### PROVIDED DATA
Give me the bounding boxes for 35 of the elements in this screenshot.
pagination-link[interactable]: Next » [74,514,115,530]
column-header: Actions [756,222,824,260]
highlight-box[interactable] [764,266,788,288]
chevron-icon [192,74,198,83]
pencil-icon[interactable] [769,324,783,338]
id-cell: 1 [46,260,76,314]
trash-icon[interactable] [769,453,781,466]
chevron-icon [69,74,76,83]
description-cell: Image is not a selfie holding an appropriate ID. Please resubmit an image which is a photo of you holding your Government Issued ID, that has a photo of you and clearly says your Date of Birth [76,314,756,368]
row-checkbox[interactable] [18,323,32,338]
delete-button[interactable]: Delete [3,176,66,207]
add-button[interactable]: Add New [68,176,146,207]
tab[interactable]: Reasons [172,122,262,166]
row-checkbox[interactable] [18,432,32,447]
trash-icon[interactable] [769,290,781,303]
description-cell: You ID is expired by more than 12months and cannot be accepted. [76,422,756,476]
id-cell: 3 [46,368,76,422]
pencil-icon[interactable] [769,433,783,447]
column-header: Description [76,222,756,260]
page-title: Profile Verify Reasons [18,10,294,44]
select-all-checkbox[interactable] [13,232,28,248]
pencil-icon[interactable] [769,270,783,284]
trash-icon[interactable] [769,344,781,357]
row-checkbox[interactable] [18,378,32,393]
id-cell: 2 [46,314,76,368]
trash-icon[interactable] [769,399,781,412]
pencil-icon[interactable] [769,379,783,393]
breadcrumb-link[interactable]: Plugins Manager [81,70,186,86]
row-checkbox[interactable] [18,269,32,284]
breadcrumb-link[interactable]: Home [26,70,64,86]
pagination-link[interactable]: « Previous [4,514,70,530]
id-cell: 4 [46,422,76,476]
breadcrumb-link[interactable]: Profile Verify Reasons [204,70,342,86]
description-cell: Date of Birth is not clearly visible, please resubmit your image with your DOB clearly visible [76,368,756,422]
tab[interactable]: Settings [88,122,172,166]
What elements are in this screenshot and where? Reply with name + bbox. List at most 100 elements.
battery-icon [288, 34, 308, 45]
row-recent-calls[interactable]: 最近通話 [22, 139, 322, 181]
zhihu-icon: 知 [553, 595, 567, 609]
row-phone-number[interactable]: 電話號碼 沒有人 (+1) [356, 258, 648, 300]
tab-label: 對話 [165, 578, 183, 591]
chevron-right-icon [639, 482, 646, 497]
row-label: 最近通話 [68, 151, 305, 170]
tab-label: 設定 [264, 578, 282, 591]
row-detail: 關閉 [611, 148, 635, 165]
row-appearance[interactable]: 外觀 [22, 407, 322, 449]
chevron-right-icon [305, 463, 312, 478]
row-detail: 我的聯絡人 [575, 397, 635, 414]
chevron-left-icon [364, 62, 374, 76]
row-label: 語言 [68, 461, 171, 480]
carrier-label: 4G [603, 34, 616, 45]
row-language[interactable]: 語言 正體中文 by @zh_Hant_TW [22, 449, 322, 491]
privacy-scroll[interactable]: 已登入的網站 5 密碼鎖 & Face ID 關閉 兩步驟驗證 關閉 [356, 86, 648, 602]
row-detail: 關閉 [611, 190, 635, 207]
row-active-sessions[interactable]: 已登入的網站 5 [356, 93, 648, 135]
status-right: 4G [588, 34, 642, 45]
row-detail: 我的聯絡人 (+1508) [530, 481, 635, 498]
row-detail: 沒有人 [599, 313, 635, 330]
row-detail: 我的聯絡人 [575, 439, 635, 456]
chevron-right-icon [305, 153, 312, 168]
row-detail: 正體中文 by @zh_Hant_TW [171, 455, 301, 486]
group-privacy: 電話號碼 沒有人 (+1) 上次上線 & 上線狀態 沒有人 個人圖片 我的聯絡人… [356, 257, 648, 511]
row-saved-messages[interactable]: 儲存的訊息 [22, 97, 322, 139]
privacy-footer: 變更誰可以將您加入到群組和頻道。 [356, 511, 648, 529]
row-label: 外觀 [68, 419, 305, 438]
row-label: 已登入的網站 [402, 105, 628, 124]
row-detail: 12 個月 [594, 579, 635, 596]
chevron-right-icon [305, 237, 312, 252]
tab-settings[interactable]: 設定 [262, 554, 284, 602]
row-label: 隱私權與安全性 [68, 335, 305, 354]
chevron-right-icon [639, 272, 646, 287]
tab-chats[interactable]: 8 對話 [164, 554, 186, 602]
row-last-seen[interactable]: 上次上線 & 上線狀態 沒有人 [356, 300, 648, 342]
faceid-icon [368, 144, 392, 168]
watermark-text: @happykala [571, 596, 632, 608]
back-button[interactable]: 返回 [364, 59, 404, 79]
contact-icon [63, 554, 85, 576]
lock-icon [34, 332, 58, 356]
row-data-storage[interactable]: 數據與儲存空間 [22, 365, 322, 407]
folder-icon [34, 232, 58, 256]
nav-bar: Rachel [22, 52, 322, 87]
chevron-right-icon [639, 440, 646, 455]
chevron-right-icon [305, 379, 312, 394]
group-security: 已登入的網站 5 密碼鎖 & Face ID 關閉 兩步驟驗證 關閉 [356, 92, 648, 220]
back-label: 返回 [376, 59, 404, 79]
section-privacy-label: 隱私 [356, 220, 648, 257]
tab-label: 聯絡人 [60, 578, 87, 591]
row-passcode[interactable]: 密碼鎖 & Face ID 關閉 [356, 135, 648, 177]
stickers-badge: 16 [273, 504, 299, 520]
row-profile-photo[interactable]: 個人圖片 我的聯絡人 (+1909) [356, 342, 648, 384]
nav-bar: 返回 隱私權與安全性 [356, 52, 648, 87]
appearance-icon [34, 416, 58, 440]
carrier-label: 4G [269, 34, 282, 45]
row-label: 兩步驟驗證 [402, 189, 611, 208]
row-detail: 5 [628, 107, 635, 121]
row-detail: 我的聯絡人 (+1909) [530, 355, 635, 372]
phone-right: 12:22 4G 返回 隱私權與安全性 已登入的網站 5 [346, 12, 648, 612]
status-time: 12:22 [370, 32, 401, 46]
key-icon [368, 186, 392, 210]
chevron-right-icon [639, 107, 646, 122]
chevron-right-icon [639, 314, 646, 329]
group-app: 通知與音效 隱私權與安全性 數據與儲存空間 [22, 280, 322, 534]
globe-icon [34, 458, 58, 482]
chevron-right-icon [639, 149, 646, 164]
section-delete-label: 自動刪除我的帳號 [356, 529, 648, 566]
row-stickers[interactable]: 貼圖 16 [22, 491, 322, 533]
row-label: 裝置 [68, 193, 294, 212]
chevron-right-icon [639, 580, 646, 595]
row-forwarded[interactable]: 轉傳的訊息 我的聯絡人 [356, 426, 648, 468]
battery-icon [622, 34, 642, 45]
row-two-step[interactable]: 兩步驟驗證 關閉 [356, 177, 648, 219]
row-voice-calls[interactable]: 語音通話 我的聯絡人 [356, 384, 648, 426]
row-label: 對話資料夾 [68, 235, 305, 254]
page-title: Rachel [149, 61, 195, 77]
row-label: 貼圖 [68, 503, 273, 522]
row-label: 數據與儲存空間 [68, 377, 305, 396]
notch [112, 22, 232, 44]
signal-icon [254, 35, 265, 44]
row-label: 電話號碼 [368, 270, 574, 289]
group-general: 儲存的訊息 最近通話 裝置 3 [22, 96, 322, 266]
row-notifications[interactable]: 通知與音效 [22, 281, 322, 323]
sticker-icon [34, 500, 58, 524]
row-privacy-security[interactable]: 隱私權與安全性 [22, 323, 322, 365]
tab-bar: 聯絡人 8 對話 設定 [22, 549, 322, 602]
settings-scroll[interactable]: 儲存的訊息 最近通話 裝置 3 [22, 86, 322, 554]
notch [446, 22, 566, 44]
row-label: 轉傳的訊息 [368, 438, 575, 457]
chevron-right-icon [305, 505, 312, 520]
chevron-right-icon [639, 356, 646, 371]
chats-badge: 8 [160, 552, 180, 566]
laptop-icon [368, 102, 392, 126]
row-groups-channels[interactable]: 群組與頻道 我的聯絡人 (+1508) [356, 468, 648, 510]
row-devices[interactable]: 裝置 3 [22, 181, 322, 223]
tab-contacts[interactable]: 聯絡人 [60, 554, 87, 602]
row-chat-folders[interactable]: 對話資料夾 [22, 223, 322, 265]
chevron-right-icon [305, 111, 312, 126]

### REQUIREMENT
Can you repeat the records word for word, from the first line through the line that contains "chevron-icon [69,74,76,83]", including that line?

### WORKED ANSWER
Give me the bounding boxes for 35 of the elements in this screenshot.
pagination-link[interactable]: Next » [74,514,115,530]
column-header: Actions [756,222,824,260]
highlight-box[interactable] [764,266,788,288]
chevron-icon [192,74,198,83]
pencil-icon[interactable] [769,324,783,338]
id-cell: 1 [46,260,76,314]
trash-icon[interactable] [769,453,781,466]
chevron-icon [69,74,76,83]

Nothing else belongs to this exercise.